### [The task]
Pick out each of the rows below that contains the string "sheet" and copy those rows. Only matches with the same uppercase and lowercase letters count.

-.-.-

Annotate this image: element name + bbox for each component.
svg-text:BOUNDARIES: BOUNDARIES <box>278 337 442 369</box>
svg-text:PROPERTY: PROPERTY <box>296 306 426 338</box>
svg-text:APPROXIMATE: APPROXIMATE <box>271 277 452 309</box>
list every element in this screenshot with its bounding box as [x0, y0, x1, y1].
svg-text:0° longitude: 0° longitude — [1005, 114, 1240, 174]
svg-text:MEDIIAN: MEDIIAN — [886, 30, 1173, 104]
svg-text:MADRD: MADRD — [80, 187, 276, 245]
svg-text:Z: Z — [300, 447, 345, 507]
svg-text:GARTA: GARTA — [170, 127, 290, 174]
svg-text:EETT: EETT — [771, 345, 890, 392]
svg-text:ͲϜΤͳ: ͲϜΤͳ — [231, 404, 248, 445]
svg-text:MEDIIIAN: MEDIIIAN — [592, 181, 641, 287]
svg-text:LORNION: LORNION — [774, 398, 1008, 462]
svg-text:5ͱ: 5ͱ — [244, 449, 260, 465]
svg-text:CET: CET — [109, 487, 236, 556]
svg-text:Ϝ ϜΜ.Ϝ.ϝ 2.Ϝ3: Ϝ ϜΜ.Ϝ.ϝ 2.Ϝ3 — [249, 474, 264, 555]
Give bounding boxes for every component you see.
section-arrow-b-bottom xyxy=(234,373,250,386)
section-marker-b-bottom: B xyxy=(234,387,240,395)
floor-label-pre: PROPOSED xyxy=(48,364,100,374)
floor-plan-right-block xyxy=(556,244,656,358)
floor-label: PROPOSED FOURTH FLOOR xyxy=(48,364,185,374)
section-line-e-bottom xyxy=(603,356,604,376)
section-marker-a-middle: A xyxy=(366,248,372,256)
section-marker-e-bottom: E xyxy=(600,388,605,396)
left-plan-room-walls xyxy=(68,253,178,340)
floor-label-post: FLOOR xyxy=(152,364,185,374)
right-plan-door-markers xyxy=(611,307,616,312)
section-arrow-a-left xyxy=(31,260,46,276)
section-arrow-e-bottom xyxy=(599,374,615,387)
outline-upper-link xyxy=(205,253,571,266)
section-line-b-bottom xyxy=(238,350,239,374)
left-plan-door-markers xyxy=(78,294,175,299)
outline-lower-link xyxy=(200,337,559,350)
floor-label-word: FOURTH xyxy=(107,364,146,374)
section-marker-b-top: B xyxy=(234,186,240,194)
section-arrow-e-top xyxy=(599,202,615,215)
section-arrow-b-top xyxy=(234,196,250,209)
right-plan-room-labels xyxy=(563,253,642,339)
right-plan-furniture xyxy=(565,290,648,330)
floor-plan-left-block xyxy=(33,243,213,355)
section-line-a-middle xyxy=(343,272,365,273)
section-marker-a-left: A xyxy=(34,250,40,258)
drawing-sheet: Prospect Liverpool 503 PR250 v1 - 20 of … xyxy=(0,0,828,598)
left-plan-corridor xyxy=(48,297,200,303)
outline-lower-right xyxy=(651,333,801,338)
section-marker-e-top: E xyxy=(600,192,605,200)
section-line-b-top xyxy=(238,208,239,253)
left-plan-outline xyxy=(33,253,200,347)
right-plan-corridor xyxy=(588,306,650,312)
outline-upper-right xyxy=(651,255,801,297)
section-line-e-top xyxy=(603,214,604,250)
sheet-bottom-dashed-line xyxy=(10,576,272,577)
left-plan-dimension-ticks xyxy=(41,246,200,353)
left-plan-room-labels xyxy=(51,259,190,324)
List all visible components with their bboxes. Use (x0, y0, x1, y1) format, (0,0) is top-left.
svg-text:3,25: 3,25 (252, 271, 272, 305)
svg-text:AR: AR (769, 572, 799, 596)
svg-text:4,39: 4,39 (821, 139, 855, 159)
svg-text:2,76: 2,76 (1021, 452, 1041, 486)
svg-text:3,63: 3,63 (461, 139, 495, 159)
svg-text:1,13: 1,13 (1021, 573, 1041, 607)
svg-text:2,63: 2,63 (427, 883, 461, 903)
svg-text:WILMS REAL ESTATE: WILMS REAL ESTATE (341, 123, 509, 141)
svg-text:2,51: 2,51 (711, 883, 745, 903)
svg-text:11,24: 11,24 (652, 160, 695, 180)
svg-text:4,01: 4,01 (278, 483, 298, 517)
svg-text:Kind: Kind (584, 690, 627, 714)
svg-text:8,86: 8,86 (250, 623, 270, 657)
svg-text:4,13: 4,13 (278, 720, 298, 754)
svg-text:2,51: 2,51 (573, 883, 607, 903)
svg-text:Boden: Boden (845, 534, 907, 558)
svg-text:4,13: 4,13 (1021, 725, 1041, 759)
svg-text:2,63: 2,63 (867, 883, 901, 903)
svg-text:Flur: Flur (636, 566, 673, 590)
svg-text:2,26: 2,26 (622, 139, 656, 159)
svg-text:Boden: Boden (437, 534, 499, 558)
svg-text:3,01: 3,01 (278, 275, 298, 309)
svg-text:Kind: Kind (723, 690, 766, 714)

-.-.-

### [Solution to this problem]
drawing-sheet: Prospect Liverpool 503 PR250 v1 - 20 of … xyxy=(0,0,828,598)
sheet-bottom-dashed-line xyxy=(10,576,272,577)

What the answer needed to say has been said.